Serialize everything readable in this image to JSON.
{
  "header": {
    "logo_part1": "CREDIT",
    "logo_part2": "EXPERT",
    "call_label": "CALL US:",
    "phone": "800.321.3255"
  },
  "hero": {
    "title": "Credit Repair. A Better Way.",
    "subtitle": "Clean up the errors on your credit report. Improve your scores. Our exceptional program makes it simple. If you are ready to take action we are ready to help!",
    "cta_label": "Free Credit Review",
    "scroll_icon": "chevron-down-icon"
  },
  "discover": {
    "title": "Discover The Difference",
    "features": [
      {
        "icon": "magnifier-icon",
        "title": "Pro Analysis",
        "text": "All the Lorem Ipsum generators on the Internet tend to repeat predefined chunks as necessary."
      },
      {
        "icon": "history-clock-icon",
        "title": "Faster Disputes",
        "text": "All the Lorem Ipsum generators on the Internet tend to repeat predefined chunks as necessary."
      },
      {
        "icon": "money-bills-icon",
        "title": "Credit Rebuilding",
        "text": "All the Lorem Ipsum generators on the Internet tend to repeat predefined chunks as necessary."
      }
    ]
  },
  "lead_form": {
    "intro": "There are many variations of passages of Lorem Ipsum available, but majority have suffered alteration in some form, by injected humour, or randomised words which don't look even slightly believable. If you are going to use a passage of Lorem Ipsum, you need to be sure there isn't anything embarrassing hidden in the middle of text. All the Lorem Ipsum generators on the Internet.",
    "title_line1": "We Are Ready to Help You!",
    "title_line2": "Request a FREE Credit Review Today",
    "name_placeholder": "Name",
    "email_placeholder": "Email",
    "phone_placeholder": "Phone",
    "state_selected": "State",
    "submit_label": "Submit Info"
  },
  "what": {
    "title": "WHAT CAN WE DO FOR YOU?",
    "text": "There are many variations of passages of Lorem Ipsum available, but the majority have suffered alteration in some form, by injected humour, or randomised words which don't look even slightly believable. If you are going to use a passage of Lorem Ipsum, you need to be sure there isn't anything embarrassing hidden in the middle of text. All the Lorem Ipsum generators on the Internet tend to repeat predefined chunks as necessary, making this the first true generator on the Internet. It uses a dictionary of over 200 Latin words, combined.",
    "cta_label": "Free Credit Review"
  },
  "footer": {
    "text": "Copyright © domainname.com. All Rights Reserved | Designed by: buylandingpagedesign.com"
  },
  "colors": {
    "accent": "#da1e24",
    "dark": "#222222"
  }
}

- - -

Work to complete | Extract every line above that contains the word "this".

Full output |
Serialize everything readable in this image to JSON.
    "text": "There are many variations of passages of Lorem Ipsum available, but the majority have suffered alteration in some form, by injected humour, or randomised words which don't look even slightly believable. If you are going to use a passage of Lorem Ipsum, you need to be sure there isn't anything embarrassing hidden in the middle of text. All the Lorem Ipsum generators on the Internet tend to repeat predefined chunks as necessary, making this the first true generator on the Internet. It uses a dictionary of over 200 Latin words, combined.",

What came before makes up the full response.